_Short problem:_
The records that follow should be retyped word for word.

_Data for this task:_
◇ ◇ ◇ ◇
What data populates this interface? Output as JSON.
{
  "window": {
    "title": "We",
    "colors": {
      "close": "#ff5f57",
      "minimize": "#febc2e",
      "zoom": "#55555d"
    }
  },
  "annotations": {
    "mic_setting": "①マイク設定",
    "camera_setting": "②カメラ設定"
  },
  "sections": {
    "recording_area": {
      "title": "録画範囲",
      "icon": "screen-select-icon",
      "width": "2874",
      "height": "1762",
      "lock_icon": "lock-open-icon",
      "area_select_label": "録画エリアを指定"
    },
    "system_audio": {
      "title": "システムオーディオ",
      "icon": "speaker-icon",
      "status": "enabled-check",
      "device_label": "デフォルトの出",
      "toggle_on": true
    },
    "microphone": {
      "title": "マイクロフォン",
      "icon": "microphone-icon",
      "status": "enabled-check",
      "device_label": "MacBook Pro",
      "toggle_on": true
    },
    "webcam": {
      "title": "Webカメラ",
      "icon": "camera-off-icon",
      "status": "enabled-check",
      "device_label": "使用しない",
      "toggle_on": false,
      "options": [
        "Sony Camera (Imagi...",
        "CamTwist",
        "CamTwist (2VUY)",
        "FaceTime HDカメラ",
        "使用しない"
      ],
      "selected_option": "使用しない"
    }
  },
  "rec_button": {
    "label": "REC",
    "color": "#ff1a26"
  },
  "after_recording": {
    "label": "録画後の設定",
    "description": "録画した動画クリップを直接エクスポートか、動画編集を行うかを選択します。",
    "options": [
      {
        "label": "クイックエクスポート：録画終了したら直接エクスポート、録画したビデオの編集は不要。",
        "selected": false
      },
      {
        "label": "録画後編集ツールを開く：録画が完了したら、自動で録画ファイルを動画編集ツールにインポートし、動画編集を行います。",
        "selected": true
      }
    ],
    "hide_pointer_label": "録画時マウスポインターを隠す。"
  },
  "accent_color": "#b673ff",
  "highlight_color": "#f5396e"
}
◇ ◇ ◇ ◇
_Solution to this task:_
What data populates this interface? Output as JSON.
{
  "window": {
    "title": "We",
    "colors": {
      "close": "#ff5f57",
      "minimize": "#febc2e",
      "zoom": "#55555d"
    }
  },
  "annotations": {
    "mic_setting": "①マイク設定",
    "camera_setting": "②カメラ設定"
  },
  "sections": {
    "recording_area": {
      "title": "録画範囲",
      "icon": "screen-select-icon",
      "width": "2874",
      "height": "1762",
      "lock_icon": "lock-open-icon",
      "area_select_label": "録画エリアを指定"
    },
    "system_audio": {
      "title": "システムオーディオ",
      "icon": "speaker-icon",
      "status": "enabled-check",
      "device_label": "デフォルトの出",
      "toggle_on": true
    },
    "microphone": {
      "title": "マイクロフォン",
      "icon": "microphone-icon",
      "status": "enabled-check",
      "device_label": "MacBook Pro",
      "toggle_on": true
    },
    "webcam": {
      "title": "Webカメラ",
      "icon": "camera-off-icon",
      "status": "enabled-check",
      "device_label": "使用しない",
      "toggle_on": false,
      "options": [
        "Sony Camera (Imagi...",
        "CamTwist",
        "CamTwist (2VUY)",
        "FaceTime HDカメラ",
        "使用しない"
      ],
      "selected_option": "使用しない"
    }
  },
  "rec_button": {
    "label": "REC",
    "color": "#ff1a26"
  },
  "after_recording": {
    "label": "録画後の設定",
    "description": "録画した動画クリップを直接エクスポートか、動画編集を行うかを選択します。",
    "options": [
      {
        "label": "クイックエクスポート：録画終了したら直接エクスポート、録画したビデオの編集は不要。",
        "selected": false
      },
      {
        "label": "録画後編集ツールを開く：録画が完了したら、自動で録画ファイルを動画編集ツールにインポートし、動画編集を行います。",
        "selected": true
      }
    ],
    "hide_pointer_label": "録画時マウスポインターを隠す。"
  },
  "accent_color": "#b673ff",
  "highlight_color": "#f5396e"
}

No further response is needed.